--- START ---

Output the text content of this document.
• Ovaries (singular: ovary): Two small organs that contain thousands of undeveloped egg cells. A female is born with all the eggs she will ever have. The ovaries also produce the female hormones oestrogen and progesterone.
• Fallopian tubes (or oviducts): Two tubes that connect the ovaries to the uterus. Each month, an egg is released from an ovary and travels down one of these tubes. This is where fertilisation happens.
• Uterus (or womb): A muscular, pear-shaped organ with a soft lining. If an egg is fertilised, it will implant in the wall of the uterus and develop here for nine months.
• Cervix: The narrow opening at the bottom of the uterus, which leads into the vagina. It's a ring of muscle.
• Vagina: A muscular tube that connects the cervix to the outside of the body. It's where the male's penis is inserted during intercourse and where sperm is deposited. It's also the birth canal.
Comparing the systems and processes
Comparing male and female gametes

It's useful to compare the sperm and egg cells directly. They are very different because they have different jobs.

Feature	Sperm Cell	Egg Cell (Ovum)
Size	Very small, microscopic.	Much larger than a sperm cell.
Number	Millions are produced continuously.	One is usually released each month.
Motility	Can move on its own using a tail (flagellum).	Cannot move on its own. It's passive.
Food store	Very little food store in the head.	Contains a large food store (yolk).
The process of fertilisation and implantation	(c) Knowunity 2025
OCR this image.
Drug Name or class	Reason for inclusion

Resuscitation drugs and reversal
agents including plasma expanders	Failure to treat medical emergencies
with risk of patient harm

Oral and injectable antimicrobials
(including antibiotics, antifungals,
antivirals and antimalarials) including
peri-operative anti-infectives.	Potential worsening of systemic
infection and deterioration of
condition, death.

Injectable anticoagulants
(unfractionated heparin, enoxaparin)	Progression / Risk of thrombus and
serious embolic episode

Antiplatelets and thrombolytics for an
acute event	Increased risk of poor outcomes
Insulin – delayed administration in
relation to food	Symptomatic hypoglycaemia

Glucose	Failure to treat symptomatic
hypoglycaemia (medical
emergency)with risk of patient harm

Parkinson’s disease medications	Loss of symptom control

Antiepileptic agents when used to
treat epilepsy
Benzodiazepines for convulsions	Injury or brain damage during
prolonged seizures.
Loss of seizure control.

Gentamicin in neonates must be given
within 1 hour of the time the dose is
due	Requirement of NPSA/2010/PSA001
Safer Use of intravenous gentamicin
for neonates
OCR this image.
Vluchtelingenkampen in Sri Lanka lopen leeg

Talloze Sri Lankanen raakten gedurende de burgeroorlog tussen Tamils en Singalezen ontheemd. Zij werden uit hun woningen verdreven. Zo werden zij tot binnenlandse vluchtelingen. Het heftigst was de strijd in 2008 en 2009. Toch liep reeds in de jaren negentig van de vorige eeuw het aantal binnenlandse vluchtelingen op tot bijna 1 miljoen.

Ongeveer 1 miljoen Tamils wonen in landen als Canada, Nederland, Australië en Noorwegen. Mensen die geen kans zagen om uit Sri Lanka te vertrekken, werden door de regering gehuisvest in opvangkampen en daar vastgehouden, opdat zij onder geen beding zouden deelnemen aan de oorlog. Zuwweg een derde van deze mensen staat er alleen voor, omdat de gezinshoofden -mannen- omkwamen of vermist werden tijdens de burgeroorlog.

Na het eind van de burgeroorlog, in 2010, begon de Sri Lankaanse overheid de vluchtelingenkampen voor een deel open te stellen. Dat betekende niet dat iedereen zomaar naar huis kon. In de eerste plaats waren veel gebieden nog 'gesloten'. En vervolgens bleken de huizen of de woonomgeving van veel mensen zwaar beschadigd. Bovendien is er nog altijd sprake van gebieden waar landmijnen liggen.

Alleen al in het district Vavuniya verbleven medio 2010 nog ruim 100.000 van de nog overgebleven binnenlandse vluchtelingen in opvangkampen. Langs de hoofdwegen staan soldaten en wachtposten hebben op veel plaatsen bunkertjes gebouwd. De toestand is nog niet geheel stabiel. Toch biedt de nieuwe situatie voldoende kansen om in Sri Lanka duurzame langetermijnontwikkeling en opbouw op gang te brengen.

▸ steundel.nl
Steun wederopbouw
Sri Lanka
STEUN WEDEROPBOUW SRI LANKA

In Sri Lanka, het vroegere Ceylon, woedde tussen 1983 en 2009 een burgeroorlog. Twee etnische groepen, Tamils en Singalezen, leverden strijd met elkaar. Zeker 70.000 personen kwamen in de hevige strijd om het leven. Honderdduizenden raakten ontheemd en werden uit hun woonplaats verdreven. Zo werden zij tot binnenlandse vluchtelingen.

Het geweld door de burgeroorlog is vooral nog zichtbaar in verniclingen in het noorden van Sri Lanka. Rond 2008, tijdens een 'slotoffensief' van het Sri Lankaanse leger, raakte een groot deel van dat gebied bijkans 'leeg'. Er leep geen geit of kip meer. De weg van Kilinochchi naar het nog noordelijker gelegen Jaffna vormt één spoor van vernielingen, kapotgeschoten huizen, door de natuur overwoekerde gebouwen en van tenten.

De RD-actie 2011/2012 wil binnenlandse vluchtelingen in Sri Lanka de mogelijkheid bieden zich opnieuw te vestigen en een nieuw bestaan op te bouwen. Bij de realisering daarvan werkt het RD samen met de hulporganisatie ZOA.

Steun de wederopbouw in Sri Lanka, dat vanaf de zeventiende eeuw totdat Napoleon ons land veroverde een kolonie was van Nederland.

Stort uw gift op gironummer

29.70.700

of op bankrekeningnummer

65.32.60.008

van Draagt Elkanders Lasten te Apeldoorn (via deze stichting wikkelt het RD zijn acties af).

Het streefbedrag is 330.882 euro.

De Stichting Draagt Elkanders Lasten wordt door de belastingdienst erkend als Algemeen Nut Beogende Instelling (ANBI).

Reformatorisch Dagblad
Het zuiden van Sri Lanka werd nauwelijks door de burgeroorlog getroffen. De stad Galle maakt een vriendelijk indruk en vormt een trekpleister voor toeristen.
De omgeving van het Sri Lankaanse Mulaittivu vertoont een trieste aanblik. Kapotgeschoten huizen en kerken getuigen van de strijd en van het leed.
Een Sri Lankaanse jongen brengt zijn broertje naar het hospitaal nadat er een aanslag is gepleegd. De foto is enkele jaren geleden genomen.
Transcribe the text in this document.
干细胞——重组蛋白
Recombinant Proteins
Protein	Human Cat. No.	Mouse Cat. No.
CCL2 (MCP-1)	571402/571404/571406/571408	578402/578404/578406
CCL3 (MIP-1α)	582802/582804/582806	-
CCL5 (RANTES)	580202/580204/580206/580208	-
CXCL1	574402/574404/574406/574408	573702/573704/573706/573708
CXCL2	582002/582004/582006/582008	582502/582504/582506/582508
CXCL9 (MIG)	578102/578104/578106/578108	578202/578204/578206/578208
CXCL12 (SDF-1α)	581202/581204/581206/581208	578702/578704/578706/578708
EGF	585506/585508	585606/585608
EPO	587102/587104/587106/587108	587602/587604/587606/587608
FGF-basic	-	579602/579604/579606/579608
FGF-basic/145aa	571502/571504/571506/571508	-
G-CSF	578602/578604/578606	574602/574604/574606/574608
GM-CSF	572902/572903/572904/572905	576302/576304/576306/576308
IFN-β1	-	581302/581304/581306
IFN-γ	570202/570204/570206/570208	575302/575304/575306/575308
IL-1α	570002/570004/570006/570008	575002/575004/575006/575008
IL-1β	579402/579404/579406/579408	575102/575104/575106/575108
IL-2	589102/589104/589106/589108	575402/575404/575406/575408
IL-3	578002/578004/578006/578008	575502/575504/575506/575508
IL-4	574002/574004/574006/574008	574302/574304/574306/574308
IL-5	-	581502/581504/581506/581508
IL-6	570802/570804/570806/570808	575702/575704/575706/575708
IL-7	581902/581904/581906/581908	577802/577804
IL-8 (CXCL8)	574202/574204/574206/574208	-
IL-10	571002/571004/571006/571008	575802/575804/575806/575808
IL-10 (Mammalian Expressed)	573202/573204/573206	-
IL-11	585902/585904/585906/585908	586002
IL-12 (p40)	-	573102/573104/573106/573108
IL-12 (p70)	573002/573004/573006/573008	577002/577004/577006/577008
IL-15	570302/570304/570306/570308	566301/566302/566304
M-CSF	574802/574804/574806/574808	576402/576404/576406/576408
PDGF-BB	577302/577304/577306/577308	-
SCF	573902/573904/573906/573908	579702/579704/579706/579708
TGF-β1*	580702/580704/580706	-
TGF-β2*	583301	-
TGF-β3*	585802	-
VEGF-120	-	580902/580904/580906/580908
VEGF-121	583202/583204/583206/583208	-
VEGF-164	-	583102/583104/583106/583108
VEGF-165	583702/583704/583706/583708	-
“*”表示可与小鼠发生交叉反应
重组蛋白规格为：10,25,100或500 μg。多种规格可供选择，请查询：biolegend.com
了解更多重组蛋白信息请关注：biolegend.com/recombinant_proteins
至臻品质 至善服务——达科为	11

--- END ---

Please give the number of lines in the entries above that hold "hypoglycaemia", with no other text.

- [Your response]
2